> WHAT TO PRODUCE: Keep only the lines of the listing that include the word "Assez", and copy them.
┌──
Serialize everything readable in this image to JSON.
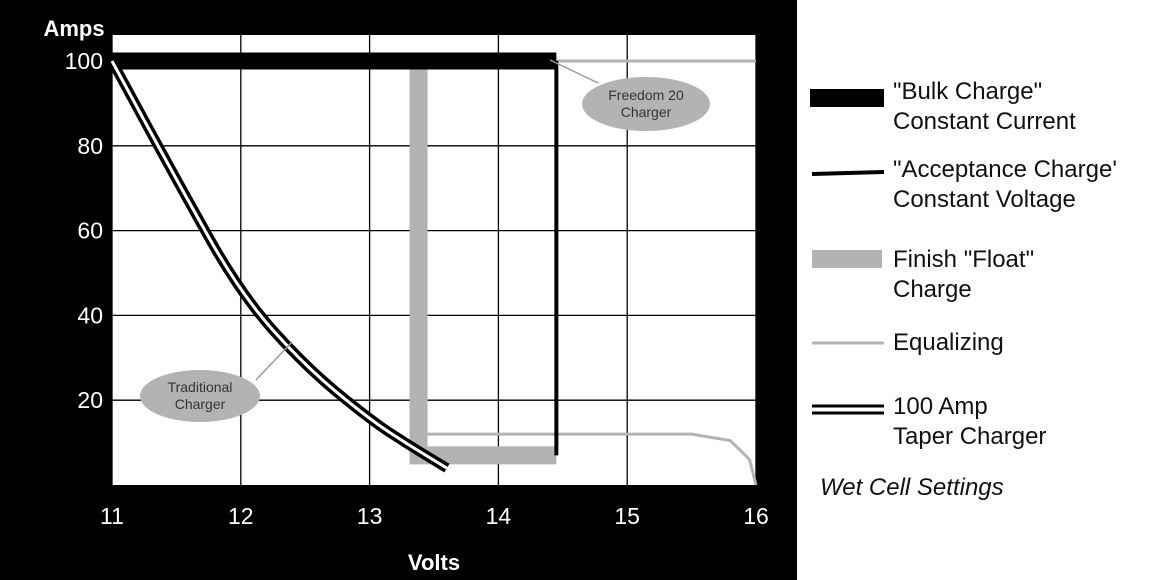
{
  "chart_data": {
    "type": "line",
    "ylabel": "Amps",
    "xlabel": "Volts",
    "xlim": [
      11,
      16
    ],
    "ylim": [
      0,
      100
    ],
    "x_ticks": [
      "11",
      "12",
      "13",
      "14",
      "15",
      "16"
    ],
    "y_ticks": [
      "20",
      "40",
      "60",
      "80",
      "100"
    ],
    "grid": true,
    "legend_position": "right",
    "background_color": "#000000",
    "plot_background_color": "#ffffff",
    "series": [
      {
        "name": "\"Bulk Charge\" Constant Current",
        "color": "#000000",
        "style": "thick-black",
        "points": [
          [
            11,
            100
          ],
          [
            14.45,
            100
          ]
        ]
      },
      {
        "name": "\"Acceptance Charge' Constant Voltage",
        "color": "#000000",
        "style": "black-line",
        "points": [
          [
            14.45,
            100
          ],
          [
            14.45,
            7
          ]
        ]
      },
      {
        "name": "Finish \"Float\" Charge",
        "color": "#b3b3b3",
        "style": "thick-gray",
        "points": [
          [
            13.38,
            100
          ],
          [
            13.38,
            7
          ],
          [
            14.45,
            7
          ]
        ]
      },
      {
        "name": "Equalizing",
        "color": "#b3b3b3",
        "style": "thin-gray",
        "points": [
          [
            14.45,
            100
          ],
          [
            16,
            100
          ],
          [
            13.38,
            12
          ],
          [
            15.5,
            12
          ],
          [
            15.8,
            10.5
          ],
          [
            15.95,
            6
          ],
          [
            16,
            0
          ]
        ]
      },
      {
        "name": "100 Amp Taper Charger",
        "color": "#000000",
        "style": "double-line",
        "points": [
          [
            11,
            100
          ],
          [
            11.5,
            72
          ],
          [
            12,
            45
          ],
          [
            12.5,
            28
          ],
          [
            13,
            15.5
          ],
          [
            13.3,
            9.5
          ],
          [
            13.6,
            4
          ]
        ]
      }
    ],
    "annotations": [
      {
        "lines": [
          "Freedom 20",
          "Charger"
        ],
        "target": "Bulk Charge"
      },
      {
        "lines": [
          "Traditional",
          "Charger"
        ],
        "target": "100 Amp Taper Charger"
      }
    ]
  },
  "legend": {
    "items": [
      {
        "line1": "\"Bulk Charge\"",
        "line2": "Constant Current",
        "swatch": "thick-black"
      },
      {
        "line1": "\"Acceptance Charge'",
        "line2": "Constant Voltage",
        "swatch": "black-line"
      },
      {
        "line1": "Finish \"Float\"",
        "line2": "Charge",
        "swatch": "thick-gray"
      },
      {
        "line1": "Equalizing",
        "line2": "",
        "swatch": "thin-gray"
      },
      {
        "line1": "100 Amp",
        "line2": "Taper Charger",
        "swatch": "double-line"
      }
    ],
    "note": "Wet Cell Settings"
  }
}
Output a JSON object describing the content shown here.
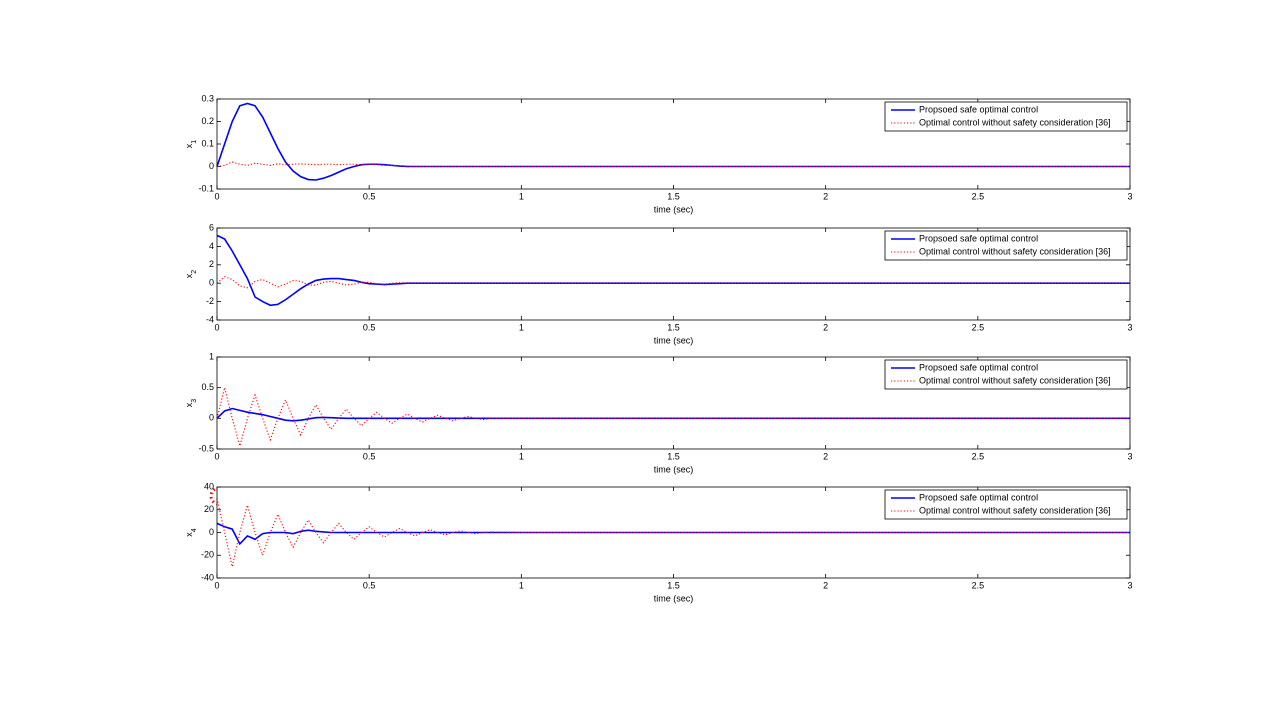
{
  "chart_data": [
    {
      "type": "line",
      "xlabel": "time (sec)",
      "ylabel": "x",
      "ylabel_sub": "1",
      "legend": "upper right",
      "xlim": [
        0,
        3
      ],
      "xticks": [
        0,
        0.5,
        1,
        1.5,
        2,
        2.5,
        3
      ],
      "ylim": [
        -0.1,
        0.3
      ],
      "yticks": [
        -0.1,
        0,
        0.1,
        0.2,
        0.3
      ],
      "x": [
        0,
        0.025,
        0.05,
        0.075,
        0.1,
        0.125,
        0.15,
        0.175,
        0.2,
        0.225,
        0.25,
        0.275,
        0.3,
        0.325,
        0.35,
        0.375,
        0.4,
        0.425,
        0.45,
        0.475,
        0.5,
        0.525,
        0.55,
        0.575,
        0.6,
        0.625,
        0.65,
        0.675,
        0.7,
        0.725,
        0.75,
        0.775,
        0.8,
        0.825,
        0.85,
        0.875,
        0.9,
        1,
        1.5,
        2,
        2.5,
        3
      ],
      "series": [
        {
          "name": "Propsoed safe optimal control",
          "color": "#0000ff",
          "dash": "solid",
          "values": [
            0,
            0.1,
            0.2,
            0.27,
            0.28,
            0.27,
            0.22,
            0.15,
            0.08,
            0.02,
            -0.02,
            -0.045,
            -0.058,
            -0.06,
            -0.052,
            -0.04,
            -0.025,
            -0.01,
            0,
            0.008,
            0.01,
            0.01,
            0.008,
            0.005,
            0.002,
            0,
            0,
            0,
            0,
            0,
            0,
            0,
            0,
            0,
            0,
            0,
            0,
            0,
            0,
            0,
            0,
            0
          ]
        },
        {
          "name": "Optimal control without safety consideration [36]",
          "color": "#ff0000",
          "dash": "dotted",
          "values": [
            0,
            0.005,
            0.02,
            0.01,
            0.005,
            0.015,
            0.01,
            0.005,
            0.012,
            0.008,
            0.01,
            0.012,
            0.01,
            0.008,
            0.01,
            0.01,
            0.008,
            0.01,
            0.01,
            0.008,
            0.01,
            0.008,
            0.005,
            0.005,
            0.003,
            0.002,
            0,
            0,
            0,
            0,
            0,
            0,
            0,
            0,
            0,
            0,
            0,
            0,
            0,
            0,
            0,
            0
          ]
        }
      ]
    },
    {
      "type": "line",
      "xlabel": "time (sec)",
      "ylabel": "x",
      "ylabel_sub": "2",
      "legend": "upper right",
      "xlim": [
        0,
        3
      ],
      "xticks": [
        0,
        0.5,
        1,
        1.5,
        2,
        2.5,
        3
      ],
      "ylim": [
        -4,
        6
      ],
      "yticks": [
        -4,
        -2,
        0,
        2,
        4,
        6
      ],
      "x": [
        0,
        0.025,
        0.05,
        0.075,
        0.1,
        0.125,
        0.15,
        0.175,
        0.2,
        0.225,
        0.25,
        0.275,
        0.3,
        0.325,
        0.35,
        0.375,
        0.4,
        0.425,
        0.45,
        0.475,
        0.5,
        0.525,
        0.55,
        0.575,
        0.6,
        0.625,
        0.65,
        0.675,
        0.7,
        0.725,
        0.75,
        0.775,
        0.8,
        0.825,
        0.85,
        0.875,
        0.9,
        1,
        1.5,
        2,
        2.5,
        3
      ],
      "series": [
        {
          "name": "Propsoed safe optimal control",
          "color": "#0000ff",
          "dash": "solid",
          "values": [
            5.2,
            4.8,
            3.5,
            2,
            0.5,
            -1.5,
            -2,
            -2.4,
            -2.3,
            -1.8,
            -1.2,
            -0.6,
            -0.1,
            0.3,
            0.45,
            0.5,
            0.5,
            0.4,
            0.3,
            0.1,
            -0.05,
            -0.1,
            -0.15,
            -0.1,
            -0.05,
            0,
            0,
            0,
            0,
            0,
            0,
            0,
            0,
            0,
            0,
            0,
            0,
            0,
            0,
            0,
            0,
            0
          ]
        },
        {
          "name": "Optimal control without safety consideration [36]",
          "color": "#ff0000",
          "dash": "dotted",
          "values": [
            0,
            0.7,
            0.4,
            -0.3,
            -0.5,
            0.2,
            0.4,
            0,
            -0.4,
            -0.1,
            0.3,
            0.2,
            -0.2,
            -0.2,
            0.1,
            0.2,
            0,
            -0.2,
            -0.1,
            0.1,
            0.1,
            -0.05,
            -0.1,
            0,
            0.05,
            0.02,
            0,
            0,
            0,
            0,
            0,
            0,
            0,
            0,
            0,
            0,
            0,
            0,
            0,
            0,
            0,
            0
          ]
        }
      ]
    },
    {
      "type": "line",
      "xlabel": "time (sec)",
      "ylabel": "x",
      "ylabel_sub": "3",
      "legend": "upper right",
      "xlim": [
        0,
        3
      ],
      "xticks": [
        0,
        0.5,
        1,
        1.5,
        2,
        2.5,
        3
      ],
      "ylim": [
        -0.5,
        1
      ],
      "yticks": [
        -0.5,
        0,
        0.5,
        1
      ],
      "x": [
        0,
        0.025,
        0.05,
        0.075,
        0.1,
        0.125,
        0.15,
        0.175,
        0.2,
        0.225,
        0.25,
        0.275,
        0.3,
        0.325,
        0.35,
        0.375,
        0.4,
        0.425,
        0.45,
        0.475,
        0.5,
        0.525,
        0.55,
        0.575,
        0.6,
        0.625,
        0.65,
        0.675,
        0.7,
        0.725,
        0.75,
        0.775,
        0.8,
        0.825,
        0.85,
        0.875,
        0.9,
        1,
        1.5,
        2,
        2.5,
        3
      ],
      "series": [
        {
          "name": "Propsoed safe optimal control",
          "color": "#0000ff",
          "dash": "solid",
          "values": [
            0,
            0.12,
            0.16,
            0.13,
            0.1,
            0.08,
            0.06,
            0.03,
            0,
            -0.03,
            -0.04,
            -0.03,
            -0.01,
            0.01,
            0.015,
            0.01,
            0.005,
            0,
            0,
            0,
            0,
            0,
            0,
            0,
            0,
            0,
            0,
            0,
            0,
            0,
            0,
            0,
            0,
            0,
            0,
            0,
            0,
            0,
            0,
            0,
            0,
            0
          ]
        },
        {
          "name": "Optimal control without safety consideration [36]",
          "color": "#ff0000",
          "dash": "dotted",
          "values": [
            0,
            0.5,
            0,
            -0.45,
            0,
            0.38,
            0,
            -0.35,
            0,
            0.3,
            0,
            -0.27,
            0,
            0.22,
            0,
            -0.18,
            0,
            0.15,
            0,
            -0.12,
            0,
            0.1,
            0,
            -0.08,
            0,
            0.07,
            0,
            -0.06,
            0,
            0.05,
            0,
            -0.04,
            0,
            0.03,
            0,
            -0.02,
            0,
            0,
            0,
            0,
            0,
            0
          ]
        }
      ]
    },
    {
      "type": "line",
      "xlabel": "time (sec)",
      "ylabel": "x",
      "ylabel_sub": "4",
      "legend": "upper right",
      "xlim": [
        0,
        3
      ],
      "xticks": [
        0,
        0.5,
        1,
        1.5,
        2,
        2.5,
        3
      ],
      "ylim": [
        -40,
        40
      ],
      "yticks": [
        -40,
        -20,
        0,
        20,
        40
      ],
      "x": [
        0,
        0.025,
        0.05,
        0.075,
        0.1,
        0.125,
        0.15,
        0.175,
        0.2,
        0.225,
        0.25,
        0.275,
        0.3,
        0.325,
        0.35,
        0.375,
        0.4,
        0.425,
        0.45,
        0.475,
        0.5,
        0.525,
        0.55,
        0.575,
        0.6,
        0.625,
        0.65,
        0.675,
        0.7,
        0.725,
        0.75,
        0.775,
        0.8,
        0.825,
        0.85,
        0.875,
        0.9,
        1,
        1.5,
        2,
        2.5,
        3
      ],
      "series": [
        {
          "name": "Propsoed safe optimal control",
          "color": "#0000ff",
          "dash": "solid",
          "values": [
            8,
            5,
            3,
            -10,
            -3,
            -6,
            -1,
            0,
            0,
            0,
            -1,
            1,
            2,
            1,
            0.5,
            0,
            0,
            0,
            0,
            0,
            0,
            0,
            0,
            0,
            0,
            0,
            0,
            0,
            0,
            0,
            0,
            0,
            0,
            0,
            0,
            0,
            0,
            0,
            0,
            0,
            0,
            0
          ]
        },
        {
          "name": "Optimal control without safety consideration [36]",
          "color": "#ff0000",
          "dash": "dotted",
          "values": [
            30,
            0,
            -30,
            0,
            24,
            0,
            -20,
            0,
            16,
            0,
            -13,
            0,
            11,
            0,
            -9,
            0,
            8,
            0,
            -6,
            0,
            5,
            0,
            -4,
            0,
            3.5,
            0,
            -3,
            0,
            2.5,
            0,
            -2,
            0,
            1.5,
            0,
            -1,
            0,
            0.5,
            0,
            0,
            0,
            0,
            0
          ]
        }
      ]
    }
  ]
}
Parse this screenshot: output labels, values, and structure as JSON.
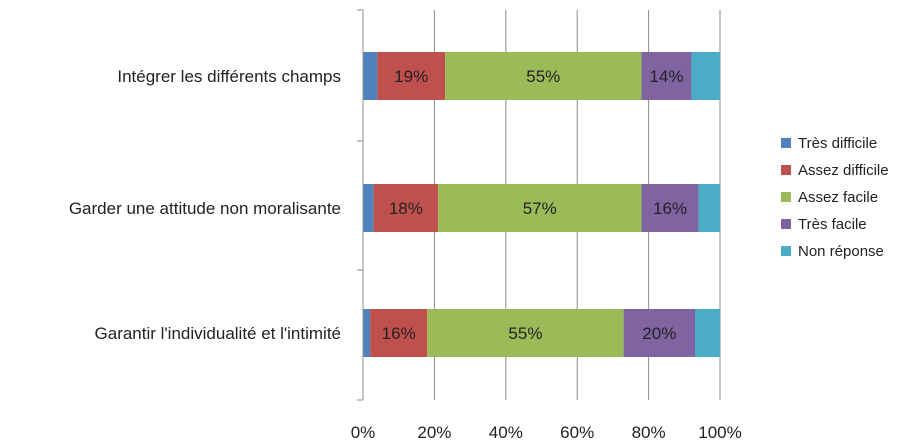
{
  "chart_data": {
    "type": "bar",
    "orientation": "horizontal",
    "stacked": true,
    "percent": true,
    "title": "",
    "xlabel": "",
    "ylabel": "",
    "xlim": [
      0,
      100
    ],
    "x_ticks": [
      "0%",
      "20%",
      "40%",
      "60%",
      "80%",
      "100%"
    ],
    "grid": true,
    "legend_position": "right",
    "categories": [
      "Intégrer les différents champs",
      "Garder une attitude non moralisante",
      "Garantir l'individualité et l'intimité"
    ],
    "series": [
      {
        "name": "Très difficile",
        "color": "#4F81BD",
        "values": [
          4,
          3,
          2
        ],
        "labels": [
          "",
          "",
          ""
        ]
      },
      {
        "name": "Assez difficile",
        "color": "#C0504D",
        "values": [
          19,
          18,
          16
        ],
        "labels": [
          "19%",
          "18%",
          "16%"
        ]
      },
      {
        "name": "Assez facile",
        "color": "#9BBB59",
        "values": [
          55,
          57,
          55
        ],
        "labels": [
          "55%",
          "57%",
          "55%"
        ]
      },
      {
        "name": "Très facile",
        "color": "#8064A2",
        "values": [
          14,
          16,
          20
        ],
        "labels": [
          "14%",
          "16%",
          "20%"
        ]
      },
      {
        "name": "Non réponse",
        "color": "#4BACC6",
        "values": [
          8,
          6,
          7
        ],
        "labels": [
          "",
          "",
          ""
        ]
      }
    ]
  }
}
└──
> SOLUTION FOR THIS EXERCISE:
        "name": "Assez difficile",
        "name": "Assez facile",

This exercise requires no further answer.